Read the records below and copy each line that contains "попадания".

## start Material provided

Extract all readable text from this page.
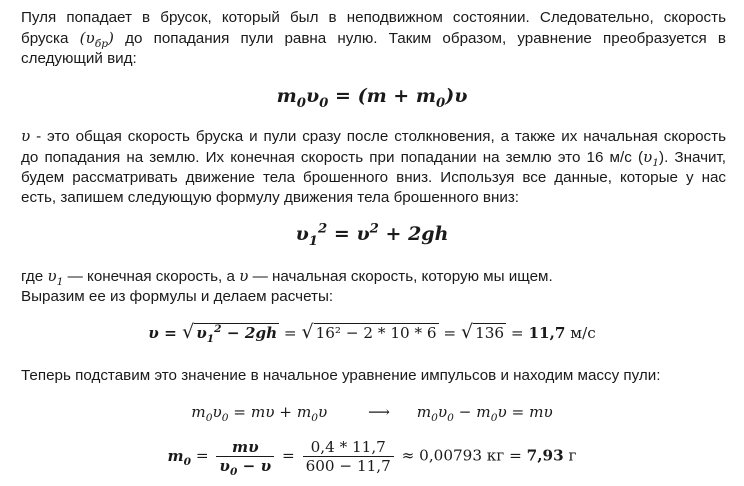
Пуля попадает в брусок, который был в неподвижном состоянии. Следовательно, скорость
бруска $(\upsilon_{бр})$ до попадания пули равна нулю. Таким образом, уравнение преобразуется в
следующий вид:
$m_0\upsilon_0 = (m + m_0)\upsilon$
υ - это общая скорость бруска и пули сразу после столкновения, а также их начальная скорость
до попадания на землю. Их конечная скорость при попадании на землю это 16 м/с $(\upsilon_1)$. Значит,
будем рассматривать движение тела брошенного вниз. Используя все данные, которые у нас
есть, запишем следующую формулу движения тела брошенного вниз:
$\upsilon_1^2 = \upsilon^2 + 2gh$
где $\upsilon_1$ — конечная скорость, а υ — начальная скорость, которую мы ищем.
Выразим ее из формулы и делаем расчеты:
υ = √ $\upsilon_1^2 - 2gh$ = √ 16² − 2 * 10 * 6 = √ 136 = 11,7 м/с
Теперь подставим это значение в начальное уравнение импульсов и находим массу пули:
$m_0\upsilon_0 = m\upsilon + m_0\upsilon$	⟶ $m_0\upsilon_0 - m_0\upsilon = m\upsilon$
$m_0 = \frac{m\upsilon}{\upsilon_0 - \upsilon} = \frac{0,4 * 11,7}{600 - 11,7} \approx 0,00793$ кг = 7,93 г
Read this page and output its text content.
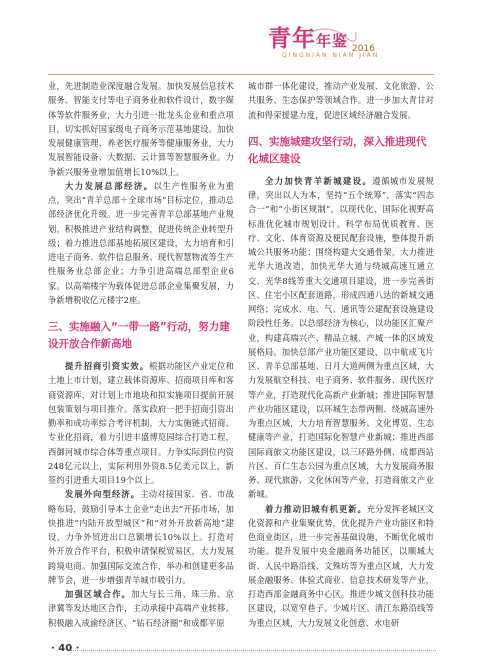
青年年鉴 2016
QINGNIAN NIAN JIAN

业，先进制造业深度融合发展。加快发展信息技术服务、智能支付等电子商务业和软件设计，数字媒体等软件服务业，大力引进一批龙头企业和重点项目，切实抓好国家级电子商务示范基地建设。加快发展健康管理、养老医疗服务等健康服务业，大力发展智能设备、大数据、云计算等智慧服务业。力争新兴服务业增加值增长10%以上。

大力发展总部经济。以生产性服务业为重点，突出“青羊总部＋全球市场”目标定位，推动总部经济优化升级。进一步完善青羊总部基地产业规划，积极推进产业结构调整，促进传统企业转型升级；着力推进总部基地拓展区建设，大力培育和引进电子商务、软件信息服务、现代智慧物流等生产性服务业总部企业；力争引进高端总部型企业6家。以高端楼宇为载体促进总部企业集聚发展，力争新增税收亿元楼宇2座。

三、实施融入“一带一路”行动，努力建设开放合作新高地

提升招商引资实效。根据功能区产业定位和土地上市计划，建立载体资源库、招商项目库和客商资源库，对计划上市地块和拟实施项目提前开展包装策划与项目推介。落实政府一把手招商引资出勤率和成功率综合考评机制，大力实施链式招商、专业化招商，着力引进丰盛博览园综合打造工程，西御河城市综合体等重点项目。力争实际到位内资248亿元以上，实际利用外资8.5亿美元以上，新签约引进重大项目19个以上。

发展外向型经济。主动对接国家、省、市战略布局，鼓励引导本土企业“走出去”开拓市场，加快推进“内陆开放型城区”和“对外开放新高地”建设，力争外贸进出口总额增长10%以上。打造对外开放合作平台，积极申请保税贸易区，大力发展跨境电商。加强国际交流合作，举办和创建更多品牌节会，进一步增强青羊城市吸引力。

加强区域合作。加大与长三角、珠三角、京津冀等发达地区合作，主动承接中高端产业转移。积极融入成渝经济区、“钻石经济圈”和成都平原

城市群一体化建设，推动产业发展、文化旅游、公共服务、生态保护等领域合作。进一步加大青甘对流和得荣援建力度，促进区域经济融合发展。

四、实施城建攻坚行动，深入推进现代化城区建设

全力加快青羊新城建设。遵循城市发展规律，突出以人为本，坚持“五个统筹”，落实“四态合一”和“小街区规制”，以现代化、国际化视野高标准优化城市规划设计。科学布局优质教育、医疗、文化、体育资源及便民配套设施，整体提升新城公共服务功能；围绕构建大交通骨架，大力推进光华大道改造，加快光华大道与绕城高速互通立交、光华8线等重大交通项目建设，进一步完善街区、住宅小区配套道路，形成四通八达的新城交通网络；完成水、电、气、通讯等公建配套设施建设阶段性任务。以总部经济为核心，以功能区汇聚产业，构建高端兴产、精品立城、产城一体的区域发展格局。加快总部产业功能区建设，以中航成飞片区、青羊总部基地、日月大道两侧为重点区域，大力发展航空科技、电子商务、软件服务、现代医疗等产业，打造现代化高新产业新城；推进国际智慧产业功能区建设，以环城生态带两侧、绕城高速外为重点区域，大力培育智慧服务、文化博览、生态健康等产业，打造国际化智慧产业新城；推进西部国际商旅文功能区建设，以三环路外侧、成都西站片区、百仁生态公园为重点区域，大力发展商务服务、现代旅游、文化休闲等产业，打造商旅文产业新城。

着力推动旧城有机更新。充分发挥老城区文化资源和产业集聚优势，优化提升产业功能区和特色商业街区，进一步完善基础设施，不断优化城市功能。提升发展中央金融商务功能区，以顺城大街、人民中路沿线、文殊坊等为重点区域，大力发展金融服务、体验式商业、信息技术研发等产业，打造西部金融商务中心区。推进少城文创科技功能区建设，以宽窄巷子、少城片区、清江东路沿线等为重点区域，大力发展文化创意、水电研

· 40 ·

## end Material provided

- Output for this exercise
бруска $(\upsilon_{бр})$ до попадания пули равна нулю. Таким образом, уравнение преобразуется в
до попадания на землю. Их конечная скорость при попадании на землю это 16 м/с $(\upsilon_1)$. Значит,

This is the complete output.